## Short exercise
Wherever the string "JSON" occurs in a line of these records, report that line.

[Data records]
▼

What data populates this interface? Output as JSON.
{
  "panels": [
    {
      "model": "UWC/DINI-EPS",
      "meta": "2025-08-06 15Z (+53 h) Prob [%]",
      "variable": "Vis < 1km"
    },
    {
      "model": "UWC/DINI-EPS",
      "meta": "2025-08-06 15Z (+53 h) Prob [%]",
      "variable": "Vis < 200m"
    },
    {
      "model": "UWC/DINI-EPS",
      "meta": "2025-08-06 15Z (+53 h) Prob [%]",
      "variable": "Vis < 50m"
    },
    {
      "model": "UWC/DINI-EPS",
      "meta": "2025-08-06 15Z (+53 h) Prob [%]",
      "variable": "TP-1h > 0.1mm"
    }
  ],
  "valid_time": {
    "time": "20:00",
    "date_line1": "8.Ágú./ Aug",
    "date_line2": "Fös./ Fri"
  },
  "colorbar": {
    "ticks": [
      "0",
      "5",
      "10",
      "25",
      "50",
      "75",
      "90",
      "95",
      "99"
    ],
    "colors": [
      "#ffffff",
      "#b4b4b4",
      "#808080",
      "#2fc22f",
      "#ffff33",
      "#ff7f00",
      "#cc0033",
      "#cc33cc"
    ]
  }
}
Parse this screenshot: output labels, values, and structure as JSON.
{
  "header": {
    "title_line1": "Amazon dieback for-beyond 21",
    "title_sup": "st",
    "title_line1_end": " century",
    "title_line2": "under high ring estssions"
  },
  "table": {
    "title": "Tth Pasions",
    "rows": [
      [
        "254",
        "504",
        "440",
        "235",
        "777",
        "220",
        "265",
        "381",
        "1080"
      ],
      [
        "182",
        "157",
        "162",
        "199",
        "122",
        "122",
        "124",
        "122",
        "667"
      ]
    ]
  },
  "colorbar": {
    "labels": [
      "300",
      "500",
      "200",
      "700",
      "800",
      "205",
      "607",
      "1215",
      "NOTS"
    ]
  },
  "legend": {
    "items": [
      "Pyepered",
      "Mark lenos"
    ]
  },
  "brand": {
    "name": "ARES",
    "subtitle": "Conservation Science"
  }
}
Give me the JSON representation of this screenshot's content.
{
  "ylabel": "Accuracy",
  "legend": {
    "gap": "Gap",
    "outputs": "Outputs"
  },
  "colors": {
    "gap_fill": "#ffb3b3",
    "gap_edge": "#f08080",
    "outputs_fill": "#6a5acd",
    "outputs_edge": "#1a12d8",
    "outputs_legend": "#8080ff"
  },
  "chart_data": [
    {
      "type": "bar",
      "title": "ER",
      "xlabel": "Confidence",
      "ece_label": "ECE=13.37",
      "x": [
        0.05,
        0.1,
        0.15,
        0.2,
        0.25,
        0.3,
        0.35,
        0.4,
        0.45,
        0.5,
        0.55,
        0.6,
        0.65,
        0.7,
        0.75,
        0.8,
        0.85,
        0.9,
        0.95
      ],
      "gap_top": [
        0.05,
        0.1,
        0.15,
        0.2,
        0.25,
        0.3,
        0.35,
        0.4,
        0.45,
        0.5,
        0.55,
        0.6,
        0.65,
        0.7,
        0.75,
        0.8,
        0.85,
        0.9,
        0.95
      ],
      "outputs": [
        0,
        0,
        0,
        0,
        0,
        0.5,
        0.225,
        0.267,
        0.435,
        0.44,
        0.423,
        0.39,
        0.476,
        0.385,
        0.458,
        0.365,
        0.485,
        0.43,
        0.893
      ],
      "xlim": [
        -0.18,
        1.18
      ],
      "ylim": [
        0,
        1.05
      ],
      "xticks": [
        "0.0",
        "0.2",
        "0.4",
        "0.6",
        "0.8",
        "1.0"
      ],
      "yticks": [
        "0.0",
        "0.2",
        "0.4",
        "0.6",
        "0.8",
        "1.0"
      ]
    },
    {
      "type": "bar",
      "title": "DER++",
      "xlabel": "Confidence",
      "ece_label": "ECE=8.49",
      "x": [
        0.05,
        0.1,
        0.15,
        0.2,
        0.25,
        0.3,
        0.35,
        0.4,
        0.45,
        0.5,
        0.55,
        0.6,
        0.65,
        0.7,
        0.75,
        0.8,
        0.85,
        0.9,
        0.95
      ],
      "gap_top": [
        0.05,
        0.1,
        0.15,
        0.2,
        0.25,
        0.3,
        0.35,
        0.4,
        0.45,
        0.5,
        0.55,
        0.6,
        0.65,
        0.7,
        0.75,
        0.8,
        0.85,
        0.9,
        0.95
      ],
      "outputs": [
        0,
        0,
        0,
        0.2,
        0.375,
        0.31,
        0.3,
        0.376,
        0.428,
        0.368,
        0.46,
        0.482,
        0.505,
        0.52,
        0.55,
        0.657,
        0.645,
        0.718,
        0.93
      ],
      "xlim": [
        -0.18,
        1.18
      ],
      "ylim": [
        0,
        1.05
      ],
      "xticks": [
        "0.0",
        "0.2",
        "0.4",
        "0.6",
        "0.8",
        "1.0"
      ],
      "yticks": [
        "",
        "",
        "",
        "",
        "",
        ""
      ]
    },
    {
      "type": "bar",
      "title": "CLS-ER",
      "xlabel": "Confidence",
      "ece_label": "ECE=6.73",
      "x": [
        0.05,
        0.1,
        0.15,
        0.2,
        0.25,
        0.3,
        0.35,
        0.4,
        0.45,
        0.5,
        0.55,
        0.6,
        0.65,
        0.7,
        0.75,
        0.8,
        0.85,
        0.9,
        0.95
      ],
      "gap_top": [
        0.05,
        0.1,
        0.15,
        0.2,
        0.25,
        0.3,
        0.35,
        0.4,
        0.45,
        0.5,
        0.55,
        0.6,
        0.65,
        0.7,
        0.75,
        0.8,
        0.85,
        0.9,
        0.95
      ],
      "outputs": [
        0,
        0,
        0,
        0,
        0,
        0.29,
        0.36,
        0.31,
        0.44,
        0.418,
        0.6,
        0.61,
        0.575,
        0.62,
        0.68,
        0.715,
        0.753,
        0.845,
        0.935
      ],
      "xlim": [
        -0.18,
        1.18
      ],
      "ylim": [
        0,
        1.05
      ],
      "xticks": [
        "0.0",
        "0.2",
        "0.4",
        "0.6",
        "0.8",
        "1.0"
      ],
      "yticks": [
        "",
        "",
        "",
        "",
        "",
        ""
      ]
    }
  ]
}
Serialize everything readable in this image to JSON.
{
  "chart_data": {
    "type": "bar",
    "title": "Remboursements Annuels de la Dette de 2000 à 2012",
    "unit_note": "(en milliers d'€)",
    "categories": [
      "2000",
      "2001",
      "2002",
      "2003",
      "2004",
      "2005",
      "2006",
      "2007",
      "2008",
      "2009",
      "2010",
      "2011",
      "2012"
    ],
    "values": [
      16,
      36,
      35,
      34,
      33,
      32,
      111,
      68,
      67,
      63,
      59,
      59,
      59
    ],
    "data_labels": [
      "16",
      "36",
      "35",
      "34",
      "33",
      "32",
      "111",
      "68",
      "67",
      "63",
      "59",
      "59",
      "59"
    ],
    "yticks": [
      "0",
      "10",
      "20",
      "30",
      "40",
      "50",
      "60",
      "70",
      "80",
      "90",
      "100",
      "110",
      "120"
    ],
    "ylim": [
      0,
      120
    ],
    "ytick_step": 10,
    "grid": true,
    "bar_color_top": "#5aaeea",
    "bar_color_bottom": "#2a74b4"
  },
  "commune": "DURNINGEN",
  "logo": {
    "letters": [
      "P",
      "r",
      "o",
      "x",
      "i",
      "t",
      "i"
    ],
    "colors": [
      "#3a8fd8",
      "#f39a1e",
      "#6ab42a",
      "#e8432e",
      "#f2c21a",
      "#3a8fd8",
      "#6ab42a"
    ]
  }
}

▲

## Reply
What data populates this interface? Output as JSON.
Parse this screenshot: output labels, values, and structure as JSON.
Give me the JSON representation of this screenshot's content.
Serialize everything readable in this image to JSON.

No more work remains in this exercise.